***** MATERIAL PROVIDED
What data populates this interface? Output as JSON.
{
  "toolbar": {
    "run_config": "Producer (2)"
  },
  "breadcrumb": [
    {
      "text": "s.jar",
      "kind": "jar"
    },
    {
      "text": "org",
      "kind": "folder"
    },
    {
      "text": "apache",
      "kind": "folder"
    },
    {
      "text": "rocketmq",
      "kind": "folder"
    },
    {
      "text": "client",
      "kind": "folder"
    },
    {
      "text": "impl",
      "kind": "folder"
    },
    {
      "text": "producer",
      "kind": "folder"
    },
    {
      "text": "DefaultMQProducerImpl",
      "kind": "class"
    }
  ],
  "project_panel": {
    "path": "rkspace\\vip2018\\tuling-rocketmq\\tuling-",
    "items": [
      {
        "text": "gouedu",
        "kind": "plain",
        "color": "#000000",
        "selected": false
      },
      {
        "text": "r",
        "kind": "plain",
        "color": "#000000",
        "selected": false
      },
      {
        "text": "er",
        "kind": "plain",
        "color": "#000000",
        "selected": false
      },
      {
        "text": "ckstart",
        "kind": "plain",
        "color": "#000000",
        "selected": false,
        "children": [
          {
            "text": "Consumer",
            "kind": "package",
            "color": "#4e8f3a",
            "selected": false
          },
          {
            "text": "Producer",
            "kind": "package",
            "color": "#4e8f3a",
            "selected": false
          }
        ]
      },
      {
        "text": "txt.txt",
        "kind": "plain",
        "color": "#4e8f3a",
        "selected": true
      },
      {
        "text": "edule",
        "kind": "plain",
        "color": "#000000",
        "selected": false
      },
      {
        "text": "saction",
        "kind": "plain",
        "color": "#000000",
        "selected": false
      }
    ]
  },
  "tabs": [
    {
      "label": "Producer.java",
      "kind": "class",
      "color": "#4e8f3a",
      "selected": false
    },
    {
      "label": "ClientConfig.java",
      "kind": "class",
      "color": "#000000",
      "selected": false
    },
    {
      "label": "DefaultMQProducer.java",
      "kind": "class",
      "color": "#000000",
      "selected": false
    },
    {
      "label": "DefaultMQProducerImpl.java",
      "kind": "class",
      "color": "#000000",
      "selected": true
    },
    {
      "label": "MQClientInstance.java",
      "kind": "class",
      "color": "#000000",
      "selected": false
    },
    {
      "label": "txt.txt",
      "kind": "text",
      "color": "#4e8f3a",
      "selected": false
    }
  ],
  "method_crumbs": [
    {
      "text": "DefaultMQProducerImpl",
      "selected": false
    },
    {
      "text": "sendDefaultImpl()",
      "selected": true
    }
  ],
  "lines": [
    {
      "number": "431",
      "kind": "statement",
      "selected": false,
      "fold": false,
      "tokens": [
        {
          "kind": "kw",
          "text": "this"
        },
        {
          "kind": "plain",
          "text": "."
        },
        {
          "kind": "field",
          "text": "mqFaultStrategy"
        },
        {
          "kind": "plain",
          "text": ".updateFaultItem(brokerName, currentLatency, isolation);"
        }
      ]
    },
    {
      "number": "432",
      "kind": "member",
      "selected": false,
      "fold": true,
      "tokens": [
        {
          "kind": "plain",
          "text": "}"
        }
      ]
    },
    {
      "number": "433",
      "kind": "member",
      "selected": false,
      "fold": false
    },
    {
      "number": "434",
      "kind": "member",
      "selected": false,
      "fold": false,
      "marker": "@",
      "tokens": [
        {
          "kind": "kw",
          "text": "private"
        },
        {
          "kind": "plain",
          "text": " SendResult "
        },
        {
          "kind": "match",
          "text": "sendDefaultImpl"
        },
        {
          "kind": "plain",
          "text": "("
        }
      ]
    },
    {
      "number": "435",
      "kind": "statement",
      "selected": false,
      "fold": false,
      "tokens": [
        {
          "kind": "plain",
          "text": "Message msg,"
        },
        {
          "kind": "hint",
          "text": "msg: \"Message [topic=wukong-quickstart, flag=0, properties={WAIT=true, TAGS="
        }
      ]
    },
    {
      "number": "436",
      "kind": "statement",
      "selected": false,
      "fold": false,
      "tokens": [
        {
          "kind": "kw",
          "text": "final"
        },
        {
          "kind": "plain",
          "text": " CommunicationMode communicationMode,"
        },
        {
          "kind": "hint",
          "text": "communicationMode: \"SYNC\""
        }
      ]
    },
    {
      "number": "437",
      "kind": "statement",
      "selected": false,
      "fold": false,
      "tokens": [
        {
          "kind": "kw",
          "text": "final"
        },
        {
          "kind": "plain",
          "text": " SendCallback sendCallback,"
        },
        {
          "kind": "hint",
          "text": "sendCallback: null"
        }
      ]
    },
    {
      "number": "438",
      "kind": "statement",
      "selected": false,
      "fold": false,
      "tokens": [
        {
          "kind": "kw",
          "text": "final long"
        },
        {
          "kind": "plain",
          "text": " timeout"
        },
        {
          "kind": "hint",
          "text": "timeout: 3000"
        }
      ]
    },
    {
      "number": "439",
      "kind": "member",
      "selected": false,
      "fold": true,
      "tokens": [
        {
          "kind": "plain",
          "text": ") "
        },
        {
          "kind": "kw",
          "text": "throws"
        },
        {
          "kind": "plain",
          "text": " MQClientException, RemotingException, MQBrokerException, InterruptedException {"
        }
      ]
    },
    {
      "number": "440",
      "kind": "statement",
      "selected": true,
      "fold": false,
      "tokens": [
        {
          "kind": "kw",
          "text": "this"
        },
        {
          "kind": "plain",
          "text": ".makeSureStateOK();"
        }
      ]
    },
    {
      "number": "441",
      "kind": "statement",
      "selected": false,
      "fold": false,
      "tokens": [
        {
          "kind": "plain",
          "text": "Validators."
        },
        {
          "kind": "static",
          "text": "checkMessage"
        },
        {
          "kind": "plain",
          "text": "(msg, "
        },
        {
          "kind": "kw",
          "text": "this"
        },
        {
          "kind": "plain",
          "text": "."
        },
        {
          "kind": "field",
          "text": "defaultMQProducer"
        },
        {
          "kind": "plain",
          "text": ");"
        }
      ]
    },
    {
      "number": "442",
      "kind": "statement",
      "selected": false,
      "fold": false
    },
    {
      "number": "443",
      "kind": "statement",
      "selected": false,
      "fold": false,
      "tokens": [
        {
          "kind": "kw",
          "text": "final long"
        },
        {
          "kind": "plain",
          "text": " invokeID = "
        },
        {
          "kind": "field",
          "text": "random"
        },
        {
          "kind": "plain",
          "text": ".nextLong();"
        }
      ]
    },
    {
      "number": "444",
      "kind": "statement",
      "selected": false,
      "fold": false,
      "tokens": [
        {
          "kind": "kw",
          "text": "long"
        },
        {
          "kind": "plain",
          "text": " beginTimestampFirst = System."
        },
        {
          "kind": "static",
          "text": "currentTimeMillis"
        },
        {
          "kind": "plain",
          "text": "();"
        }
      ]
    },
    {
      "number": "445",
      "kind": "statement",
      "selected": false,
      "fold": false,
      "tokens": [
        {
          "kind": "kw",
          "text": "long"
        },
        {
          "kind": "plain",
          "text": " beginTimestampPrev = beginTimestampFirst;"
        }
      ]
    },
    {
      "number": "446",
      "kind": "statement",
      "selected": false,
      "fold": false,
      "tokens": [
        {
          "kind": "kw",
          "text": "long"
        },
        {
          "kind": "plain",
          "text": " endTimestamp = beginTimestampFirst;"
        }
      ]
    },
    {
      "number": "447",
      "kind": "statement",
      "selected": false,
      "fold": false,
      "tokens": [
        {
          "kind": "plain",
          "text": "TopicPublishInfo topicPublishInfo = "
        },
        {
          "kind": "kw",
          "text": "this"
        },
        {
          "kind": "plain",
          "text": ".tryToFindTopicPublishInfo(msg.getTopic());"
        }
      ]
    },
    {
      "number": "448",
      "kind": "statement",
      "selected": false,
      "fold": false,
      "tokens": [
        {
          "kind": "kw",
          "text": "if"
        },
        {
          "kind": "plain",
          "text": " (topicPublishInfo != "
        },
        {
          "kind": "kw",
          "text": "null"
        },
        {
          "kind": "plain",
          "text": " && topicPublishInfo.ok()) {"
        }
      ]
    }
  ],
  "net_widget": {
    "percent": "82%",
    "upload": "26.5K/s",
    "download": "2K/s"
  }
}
**********
(GIVEN INSTRUCTION):
In the material above, find the lines that contain "true" and show them.

(ANSWER TO THIS TASK):
        "selected": true
      "selected": true
      "selected": true
      "fold": true,
          "text": "msg: \"Message [topic=wukong-quickstart, flag=0, properties={WAIT=true, TAGS="
      "fold": true,
      "selected": true,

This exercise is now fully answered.